┌─ INPUT RECORDS

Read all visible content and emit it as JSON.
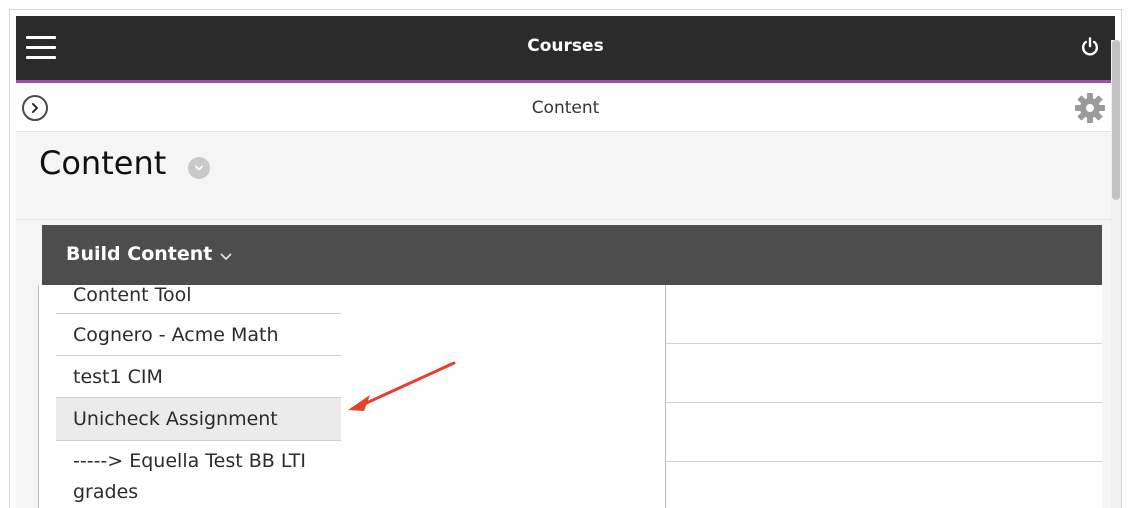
{
  "header": {
    "title": "Courses",
    "menu_icon": "hamburger-menu-icon",
    "power_icon": "power-icon",
    "accent_color": "#9b51a6",
    "bar_color": "#2b2b2b"
  },
  "subheader": {
    "title": "Content",
    "expand_icon": "chevron-right-circle-icon",
    "settings_icon": "gear-icon"
  },
  "page": {
    "heading": "Content",
    "heading_menu_icon": "chevron-down-circle-icon"
  },
  "build_content": {
    "label": "Build Content",
    "caret_icon": "chevron-down-icon",
    "bar_color": "#4d4d4d"
  },
  "menu": {
    "items": [
      {
        "label": "Content Tool"
      },
      {
        "label": "Cognero - Acme Math"
      },
      {
        "label": "test1 CIM"
      },
      {
        "label": "Unicheck Assignment",
        "highlighted": true
      },
      {
        "label": "-----> Equella Test BB LTI grades"
      }
    ]
  },
  "annotation": {
    "arrow_color": "#e8412b"
  }
}
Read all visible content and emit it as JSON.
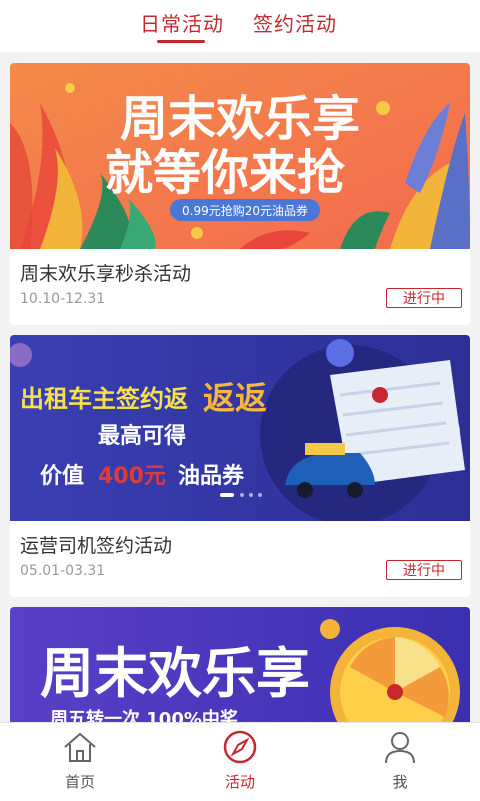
{
  "tabs": {
    "active": "日常活动",
    "inactive": "签约活动"
  },
  "cards": [
    {
      "banner": {
        "line1": "周末欢乐享",
        "line2": "就等你来抢",
        "tag": "0.99元抢购20元油品券"
      },
      "title": "周末欢乐享秒杀活动",
      "date": "10.10-12.31",
      "status": "进行中"
    },
    {
      "banner": {
        "line1a": "出租车主签约返",
        "line1b": "返返",
        "line2": "最高可得",
        "line3a": "价值",
        "line3b": "400元",
        "line3c": "油品券"
      },
      "title": "运营司机签约活动",
      "date": "05.01-03.31",
      "status": "进行中"
    },
    {
      "banner": {
        "line1": "周末欢乐享",
        "line2": "周五转一次 100%中奖"
      }
    }
  ],
  "nav": {
    "home": "首页",
    "activity": "活动",
    "me": "我"
  },
  "colors": {
    "accent": "#c8282d",
    "inactive_nav": "#555555"
  }
}
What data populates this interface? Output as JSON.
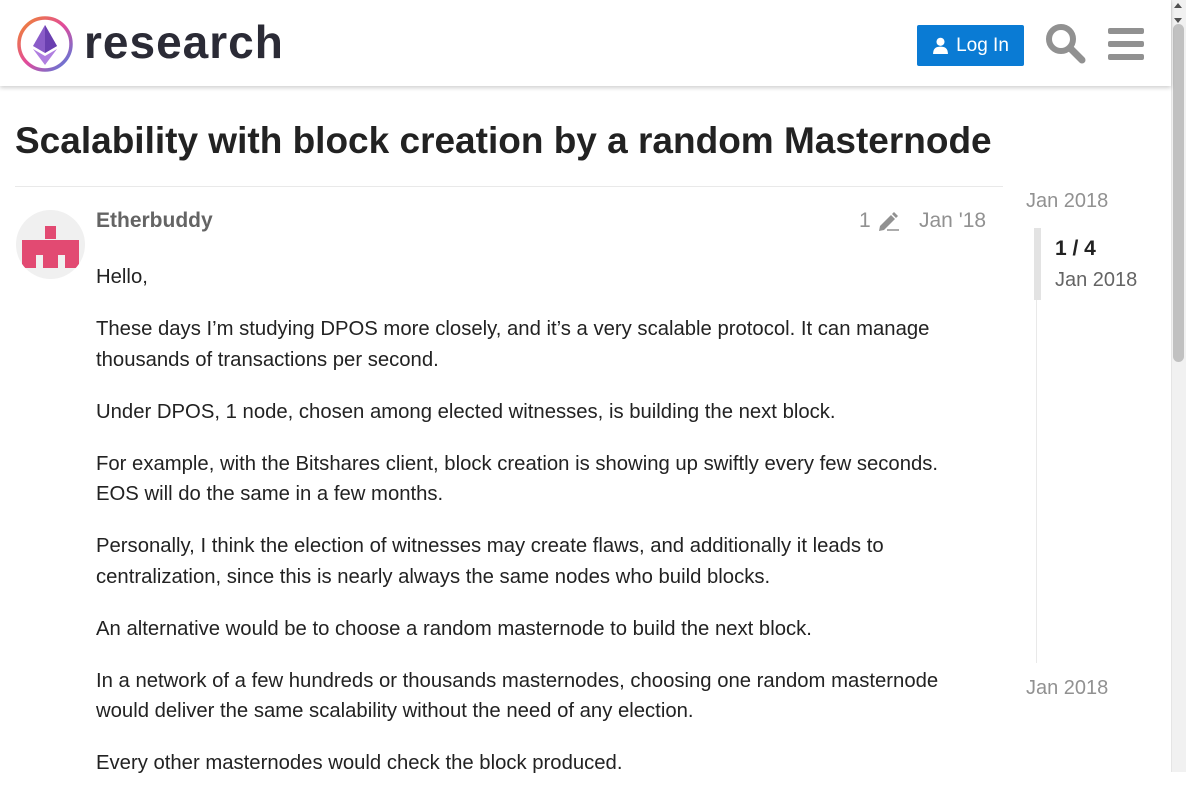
{
  "header": {
    "site_name": "research",
    "login_label": "Log In",
    "icons": {
      "logo": "ethereum-research-logo",
      "login": "user-icon",
      "search": "search-icon",
      "menu": "hamburger-menu-icon"
    },
    "colors": {
      "login_bg": "#0a7bd4",
      "icon": "#919191"
    }
  },
  "topic": {
    "title": "Scalability with block creation by a random Masternode"
  },
  "post": {
    "username": "Etherbuddy",
    "edit_count": "1",
    "date": "Jan '18",
    "paragraphs": [
      "Hello,",
      "These days I’m studying DPOS more closely, and it’s a very scalable protocol. It can manage thousands of transactions per second.",
      "Under DPOS, 1 node, chosen among elected witnesses, is building the next block.",
      "For example, with the Bitshares client, block creation is showing up swiftly every few seconds. EOS will do the same in a few months.",
      "Personally, I think the election of witnesses may create flaws, and additionally it leads to centralization, since this is nearly always the same nodes who build blocks.",
      "An alternative would be to choose a random masternode to build the next block.",
      "In a network of a few hundreds or thousands masternodes, choosing one random masternode would deliver the same scalability without the need of any election.",
      "Every other masternodes would check the block produced."
    ],
    "icons": {
      "avatar": "identicon-avatar",
      "edit": "pencil-icon"
    },
    "colors": {
      "avatar": "#e24a72"
    }
  },
  "timeline": {
    "start_date": "Jan 2018",
    "position": "1 / 4",
    "current_date": "Jan 2018",
    "end_date": "Jan 2018"
  }
}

└─

[PROMPT] Search the lines for "masternodes". Copy each line that has it.

[SOLUTION FOR THIS EXERCISE]
      "In a network of a few hundreds or thousands masternodes, choosing one random masternode would deliver the same scalability without the need of any election.",
      "Every other masternodes would check the block produced."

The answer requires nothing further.